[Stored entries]
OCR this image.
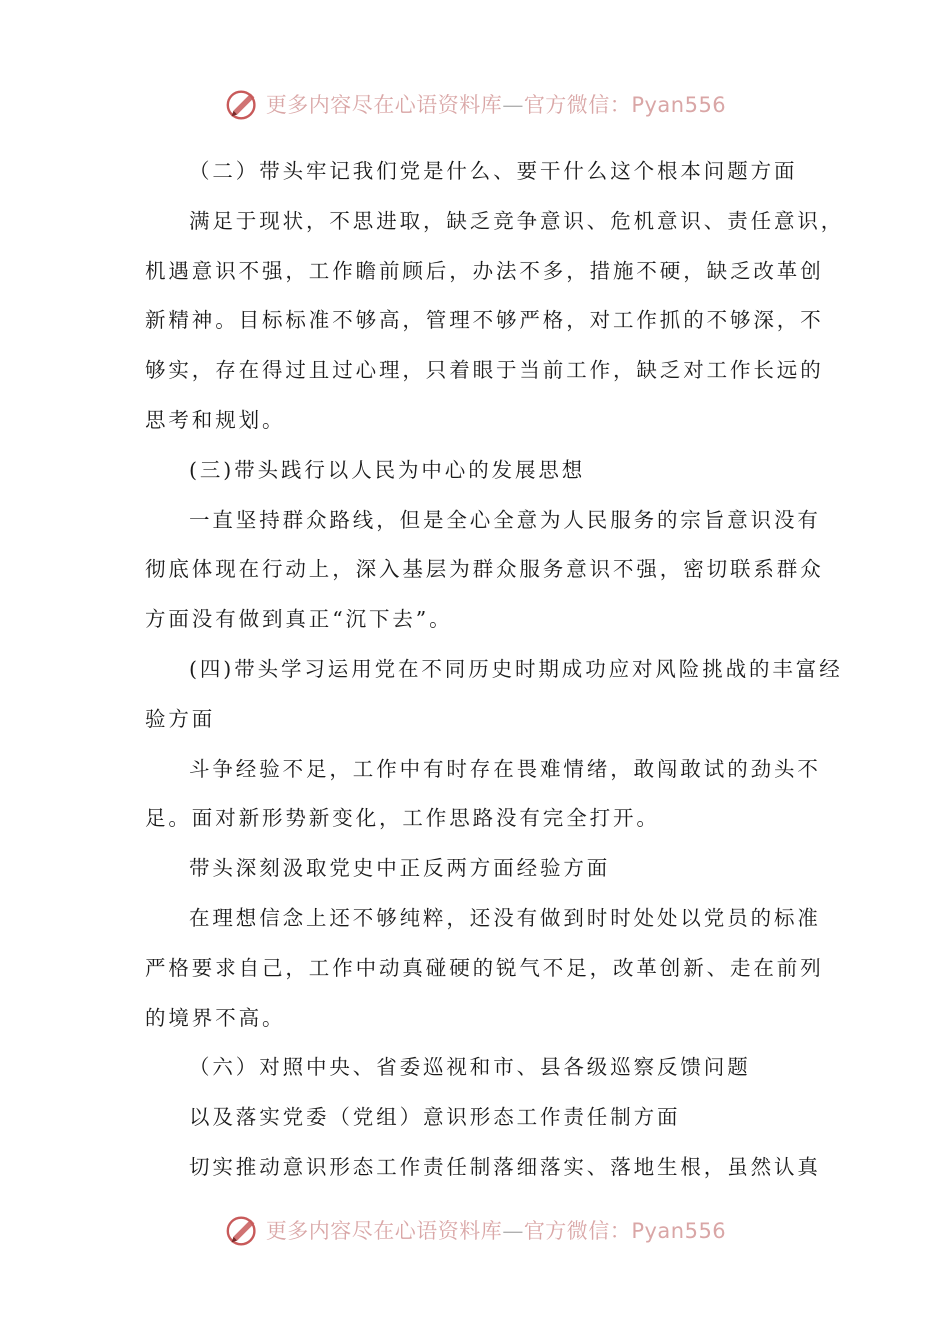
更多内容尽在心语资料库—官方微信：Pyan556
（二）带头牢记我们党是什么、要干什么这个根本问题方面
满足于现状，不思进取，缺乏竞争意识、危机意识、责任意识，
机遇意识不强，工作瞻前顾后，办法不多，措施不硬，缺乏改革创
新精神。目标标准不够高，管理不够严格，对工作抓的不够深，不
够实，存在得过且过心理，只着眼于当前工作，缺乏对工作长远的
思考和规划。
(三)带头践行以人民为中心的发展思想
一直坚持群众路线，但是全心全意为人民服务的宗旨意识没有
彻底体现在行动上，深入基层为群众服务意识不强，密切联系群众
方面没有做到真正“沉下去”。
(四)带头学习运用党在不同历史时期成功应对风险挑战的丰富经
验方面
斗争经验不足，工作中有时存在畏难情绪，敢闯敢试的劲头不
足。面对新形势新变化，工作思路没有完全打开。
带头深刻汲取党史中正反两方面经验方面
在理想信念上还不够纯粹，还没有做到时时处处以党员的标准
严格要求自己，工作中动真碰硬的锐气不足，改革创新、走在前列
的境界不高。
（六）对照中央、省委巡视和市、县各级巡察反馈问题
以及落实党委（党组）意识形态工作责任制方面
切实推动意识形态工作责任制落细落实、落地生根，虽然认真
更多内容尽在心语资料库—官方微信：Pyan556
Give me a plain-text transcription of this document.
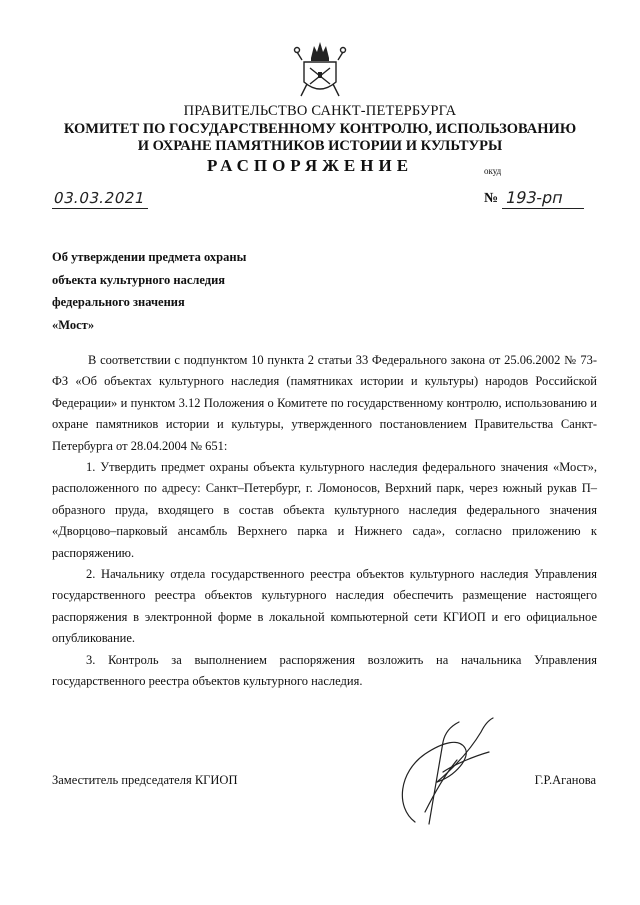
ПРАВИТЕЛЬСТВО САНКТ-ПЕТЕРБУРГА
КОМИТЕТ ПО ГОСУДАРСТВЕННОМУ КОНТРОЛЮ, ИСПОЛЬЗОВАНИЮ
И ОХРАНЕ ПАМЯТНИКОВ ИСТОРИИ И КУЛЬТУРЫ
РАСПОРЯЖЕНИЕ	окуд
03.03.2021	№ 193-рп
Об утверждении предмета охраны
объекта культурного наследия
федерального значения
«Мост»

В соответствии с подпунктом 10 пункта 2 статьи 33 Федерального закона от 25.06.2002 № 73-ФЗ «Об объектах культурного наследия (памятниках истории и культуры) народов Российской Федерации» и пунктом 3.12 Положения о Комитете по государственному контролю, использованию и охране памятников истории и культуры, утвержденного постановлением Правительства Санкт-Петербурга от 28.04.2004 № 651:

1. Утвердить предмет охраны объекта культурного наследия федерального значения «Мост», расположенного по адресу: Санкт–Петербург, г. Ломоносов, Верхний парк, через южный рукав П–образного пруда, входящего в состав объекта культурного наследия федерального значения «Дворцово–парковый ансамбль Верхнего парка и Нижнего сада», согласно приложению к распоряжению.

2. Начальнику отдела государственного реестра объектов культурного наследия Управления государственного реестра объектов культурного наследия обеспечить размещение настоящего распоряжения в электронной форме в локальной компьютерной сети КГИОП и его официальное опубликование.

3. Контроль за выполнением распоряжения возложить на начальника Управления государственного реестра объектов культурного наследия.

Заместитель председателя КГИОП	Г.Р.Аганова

*EXERCISE DIRECTIONS*.
Write out the listing word for word, omitting the pictures it holds.

*RESULT BELOW*.
OCR this image.
更多内容尽在心语资料库—官方微信：Pyan556
（二）带头牢记我们党是什么、要干什么这个根本问题方面
满足于现状，不思进取，缺乏竞争意识、危机意识、责任意识，
机遇意识不强，工作瞻前顾后，办法不多，措施不硬，缺乏改革创
新精神。目标标准不够高，管理不够严格，对工作抓的不够深，不
够实，存在得过且过心理，只着眼于当前工作，缺乏对工作长远的
思考和规划。
(三)带头践行以人民为中心的发展思想
一直坚持群众路线，但是全心全意为人民服务的宗旨意识没有
彻底体现在行动上，深入基层为群众服务意识不强，密切联系群众
方面没有做到真正“沉下去”。
(四)带头学习运用党在不同历史时期成功应对风险挑战的丰富经
验方面
斗争经验不足，工作中有时存在畏难情绪，敢闯敢试的劲头不
足。面对新形势新变化，工作思路没有完全打开。
带头深刻汲取党史中正反两方面经验方面
在理想信念上还不够纯粹，还没有做到时时处处以党员的标准
严格要求自己，工作中动真碰硬的锐气不足，改革创新、走在前列
的境界不高。
（六）对照中央、省委巡视和市、县各级巡察反馈问题
以及落实党委（党组）意识形态工作责任制方面
切实推动意识形态工作责任制落细落实、落地生根，虽然认真
更多内容尽在心语资料库—官方微信：Pyan556
Give me a plain-text transcription of this document.
ПРАВИТЕЛЬСТВО САНКТ-ПЕТЕРБУРГА
КОМИТЕТ ПО ГОСУДАРСТВЕННОМУ КОНТРОЛЮ, ИСПОЛЬЗОВАНИЮ
И ОХРАНЕ ПАМЯТНИКОВ ИСТОРИИ И КУЛЬТУРЫ
РАСПОРЯЖЕНИЕ	окуд
03.03.2021	№ 193-рп
Об утверждении предмета охраны
объекта культурного наследия
федерального значения
«Мост»

В соответствии с подпунктом 10 пункта 2 статьи 33 Федерального закона от 25.06.2002 № 73-ФЗ «Об объектах культурного наследия (памятниках истории и культуры) народов Российской Федерации» и пунктом 3.12 Положения о Комитете по государственному контролю, использованию и охране памятников истории и культуры, утвержденного постановлением Правительства Санкт-Петербурга от 28.04.2004 № 651:

1. Утвердить предмет охраны объекта культурного наследия федерального значения «Мост», расположенного по адресу: Санкт–Петербург, г. Ломоносов, Верхний парк, через южный рукав П–образного пруда, входящего в состав объекта культурного наследия федерального значения «Дворцово–парковый ансамбль Верхнего парка и Нижнего сада», согласно приложению к распоряжению.

2. Начальнику отдела государственного реестра объектов культурного наследия Управления государственного реестра объектов культурного наследия обеспечить размещение настоящего распоряжения в электронной форме в локальной компьютерной сети КГИОП и его официальное опубликование.

3. Контроль за выполнением распоряжения возложить на начальника Управления государственного реестра объектов культурного наследия.

Заместитель председателя КГИОП	Г.Р.Аганова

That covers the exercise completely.